**Information given:**
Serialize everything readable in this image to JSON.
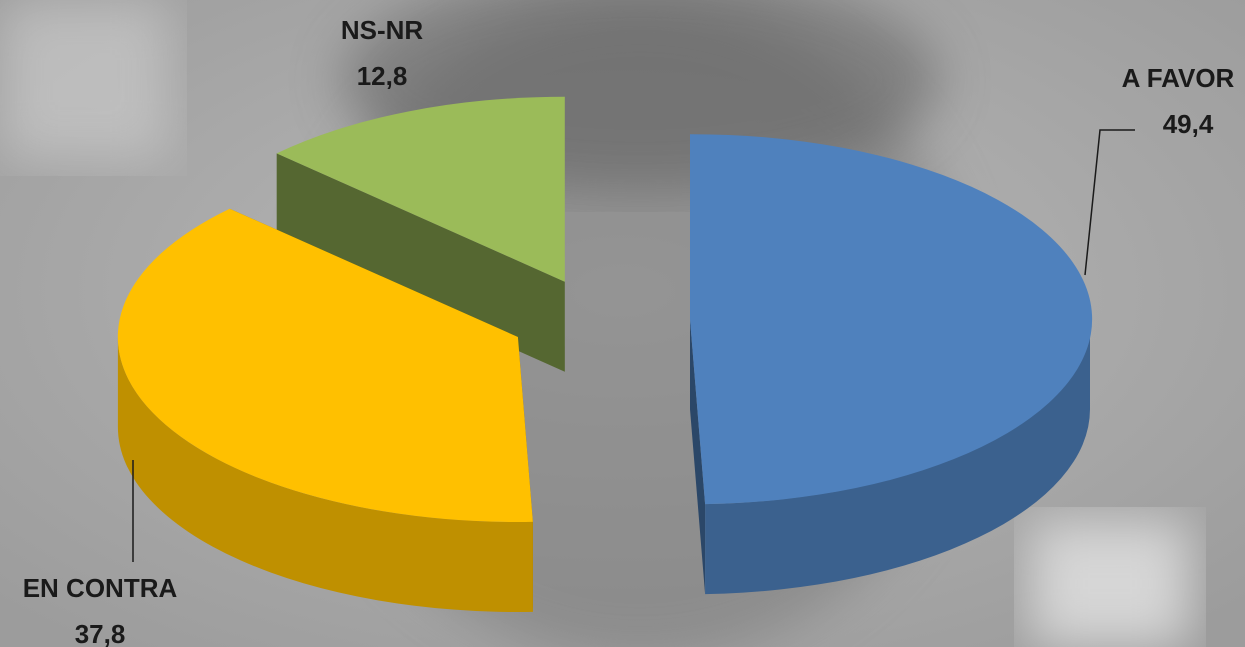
{
  "chart_data": {
    "type": "pie",
    "categories": [
      "A FAVOR",
      "EN CONTRA",
      "NS-NR"
    ],
    "values": [
      49.4,
      37.8,
      12.8
    ],
    "value_labels": [
      "49,4",
      "37,8",
      "12,8"
    ],
    "colors": [
      "#4f81bd",
      "#ffc000",
      "#9bbb59"
    ]
  }
}
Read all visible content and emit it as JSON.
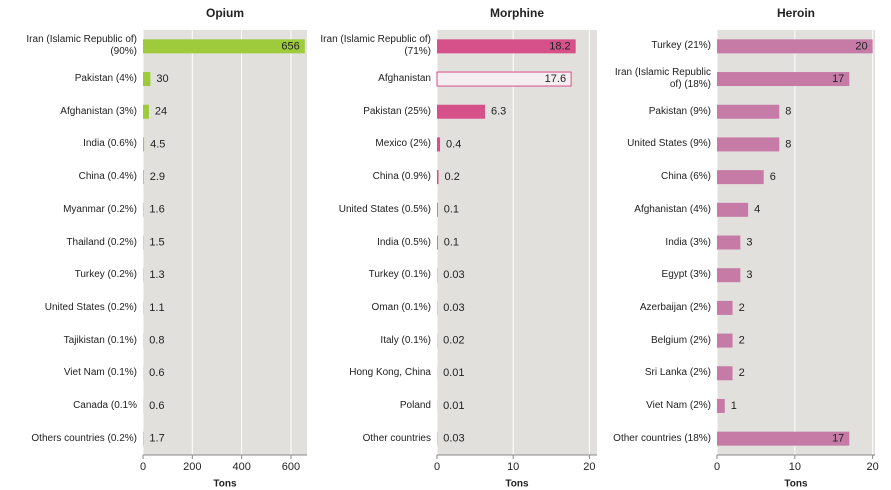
{
  "chart_data": [
    {
      "type": "bar",
      "title": "Opium",
      "x_label": "Tons",
      "color": "#9dcb3b",
      "grid": true,
      "categories": [
        "Iran (Islamic Republic of) (90%)",
        "Pakistan (4%)",
        "Afghanistan (3%)",
        "India (0.6%)",
        "China (0.4%)",
        "Myanmar (0.2%)",
        "Thailand (0.2%)",
        "Turkey (0.2%)",
        "United States (0.2%)",
        "Tajikistan (0.1%)",
        "Viet Nam (0.1%)",
        "Canada (0.1%",
        "Others countries (0.2%)"
      ],
      "values": [
        656,
        30,
        24,
        4.5,
        2.9,
        1.6,
        1.5,
        1.3,
        1.1,
        0.8,
        0.6,
        0.6,
        1.7
      ],
      "xlim": [
        0,
        665
      ],
      "xticks": [
        0,
        200,
        400,
        600
      ]
    },
    {
      "type": "bar",
      "title": "Morphine",
      "x_label": "Tons",
      "color": "#d6508a",
      "grid": true,
      "outline_indices": [
        1
      ],
      "categories": [
        "Iran (Islamic Republic of) (71%)",
        "Afghanistan",
        "Pakistan (25%)",
        "Mexico (2%)",
        "China (0.9%)",
        "United States (0.5%)",
        "India (0.5%)",
        "Turkey (0.1%)",
        "Oman (0.1%)",
        "Italy (0.1%)",
        "Hong Kong, China",
        "Poland",
        "Other countries"
      ],
      "values": [
        18.2,
        17.6,
        6.3,
        0.4,
        0.2,
        0.1,
        0.1,
        0.03,
        0.03,
        0.02,
        0.01,
        0.01,
        0.03
      ],
      "xlim": [
        0,
        21
      ],
      "xticks": [
        0,
        10,
        20
      ]
    },
    {
      "type": "bar",
      "title": "Heroin",
      "x_label": "Tons",
      "color": "#c67ba6",
      "grid": true,
      "categories": [
        "Turkey (21%)",
        "Iran (Islamic Republic of) (18%)",
        "Pakistan (9%)",
        "United States (9%)",
        "China (6%)",
        "Afghanistan (4%)",
        "India (3%)",
        "Egypt (3%)",
        "Azerbaijan (2%)",
        "Belgium (2%)",
        "Sri Lanka (2%)",
        "Viet Nam (2%)",
        "Other countries (18%)"
      ],
      "values": [
        20,
        17,
        8,
        8,
        6,
        4,
        3,
        3,
        2,
        2,
        2,
        1,
        17
      ],
      "xlim": [
        0,
        20.3
      ],
      "xticks": [
        0,
        10,
        20
      ]
    }
  ]
}
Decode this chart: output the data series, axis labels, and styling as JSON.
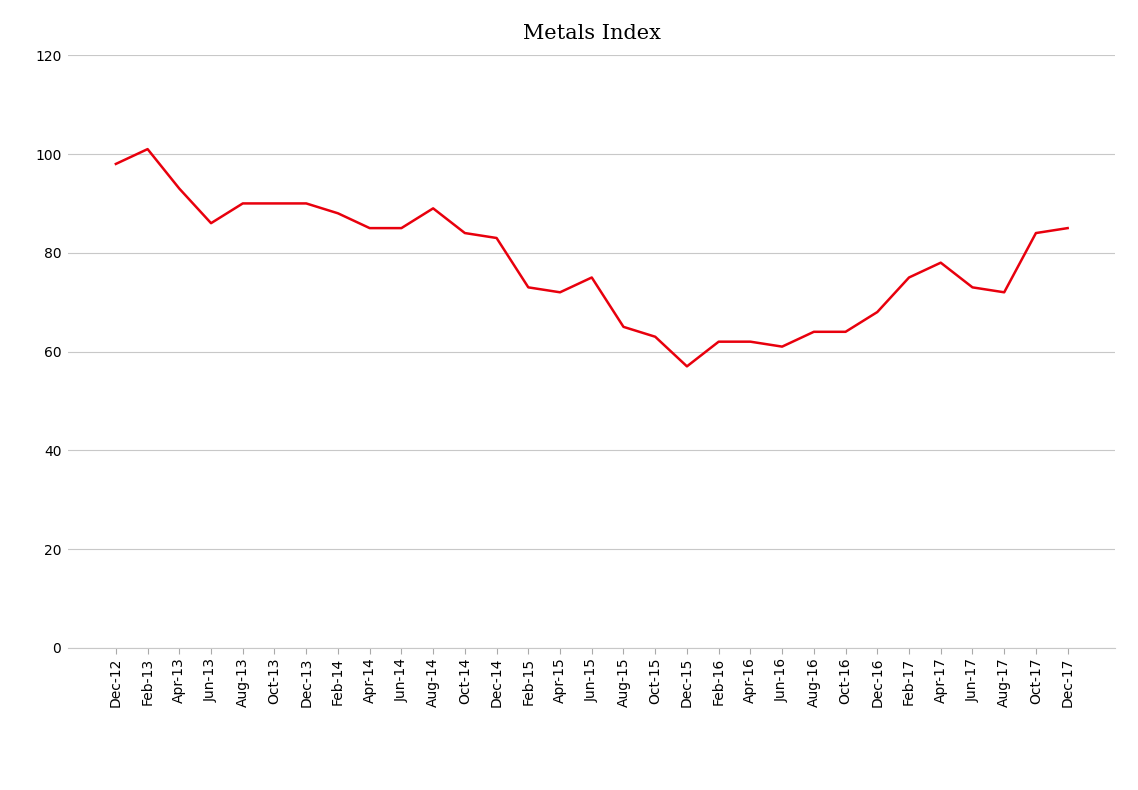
{
  "title": "Metals Index",
  "line_color": "#E8000D",
  "background_color": "#ffffff",
  "grid_color": "#c8c8c8",
  "ylim": [
    0,
    120
  ],
  "yticks": [
    0,
    20,
    40,
    60,
    80,
    100,
    120
  ],
  "title_fontsize": 15,
  "tick_fontsize": 10,
  "labels": [
    "Dec-12",
    "Feb-13",
    "Apr-13",
    "Jun-13",
    "Aug-13",
    "Oct-13",
    "Dec-13",
    "Feb-14",
    "Apr-14",
    "Jun-14",
    "Aug-14",
    "Oct-14",
    "Dec-14",
    "Feb-15",
    "Apr-15",
    "Jun-15",
    "Aug-15",
    "Oct-15",
    "Dec-15",
    "Feb-16",
    "Apr-16",
    "Jun-16",
    "Aug-16",
    "Oct-16",
    "Dec-16",
    "Feb-17",
    "Apr-17",
    "Jun-17",
    "Aug-17",
    "Oct-17",
    "Dec-17"
  ],
  "values": [
    98,
    101,
    93,
    86,
    90,
    90,
    90,
    88,
    85,
    85,
    89,
    84,
    83,
    73,
    72,
    75,
    65,
    63,
    57,
    62,
    62,
    61,
    64,
    64,
    68,
    75,
    78,
    73,
    72,
    84,
    85
  ]
}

**Do this:** Your task is to list each line of the records with the word "United".

**Written answer:**
        "United States (0.2%)",
        "United States (0.5%)",
        "United States (9%)",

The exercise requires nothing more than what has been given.